| Task to complete |
Repeat each record exactly as written, and drop any images.

Saved entries

▶

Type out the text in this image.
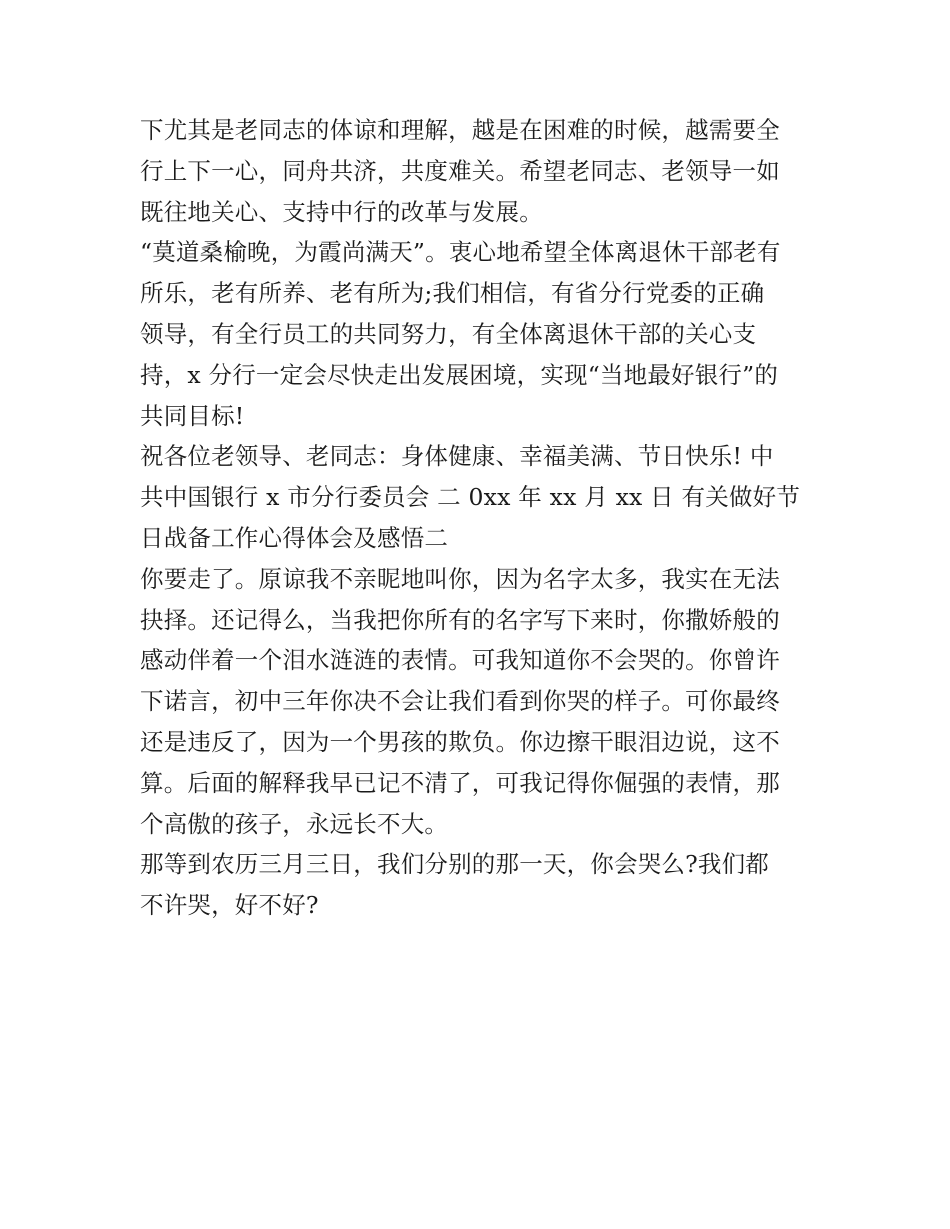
下尤其是老同志的体谅和理解，越是在困难的时候，越需要全

行上下一心，同舟共济，共度难关。希望老同志、老领导一如

既往地关心、支持中行的改革与发展。

“莫道桑榆晚，为霞尚满天”。衷心地希望全体离退休干部老有

所乐，老有所养、老有所为;我们相信，有省分行党委的正确

领导，有全行员工的共同努力，有全体离退休干部的关心支

持，x 分行一定会尽快走出发展困境，实现“当地最好银行”的

共同目标!

祝各位老领导、老同志：身体健康、幸福美满、节日快乐! 中

共中国银行 x 市分行委员会 二 0xx 年 xx 月 xx 日 有关做好节

日战备工作心得体会及感悟二

你要走了。原谅我不亲昵地叫你，因为名字太多，我实在无法

抉择。还记得么，当我把你所有的名字写下来时，你撒娇般的

感动伴着一个泪水涟涟的表情。可我知道你不会哭的。你曾许

下诺言，初中三年你决不会让我们看到你哭的样子。可你最终

还是违反了，因为一个男孩的欺负。你边擦干眼泪边说，这不

算。后面的解释我早已记不清了，可我记得你倔强的表情，那

个高傲的孩子，永远长不大。

那等到农历三月三日，我们分别的那一天，你会哭么?我们都

不许哭，好不好?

◀

| Result for this exercise |
Type out the text in this image.
下尤其是老同志的体谅和理解，越是在困难的时候，越需要全

行上下一心，同舟共济，共度难关。希望老同志、老领导一如

既往地关心、支持中行的改革与发展。

“莫道桑榆晚，为霞尚满天”。衷心地希望全体离退休干部老有

所乐，老有所养、老有所为;我们相信，有省分行党委的正确

领导，有全行员工的共同努力，有全体离退休干部的关心支

持，x 分行一定会尽快走出发展困境，实现“当地最好银行”的

共同目标!

祝各位老领导、老同志：身体健康、幸福美满、节日快乐! 中

共中国银行 x 市分行委员会 二 0xx 年 xx 月 xx 日 有关做好节

日战备工作心得体会及感悟二

你要走了。原谅我不亲昵地叫你，因为名字太多，我实在无法

抉择。还记得么，当我把你所有的名字写下来时，你撒娇般的

感动伴着一个泪水涟涟的表情。可我知道你不会哭的。你曾许

下诺言，初中三年你决不会让我们看到你哭的样子。可你最终

还是违反了，因为一个男孩的欺负。你边擦干眼泪边说，这不

算。后面的解释我早已记不清了，可我记得你倔强的表情，那

个高傲的孩子，永远长不大。

那等到农历三月三日，我们分别的那一天，你会哭么?我们都

不许哭，好不好?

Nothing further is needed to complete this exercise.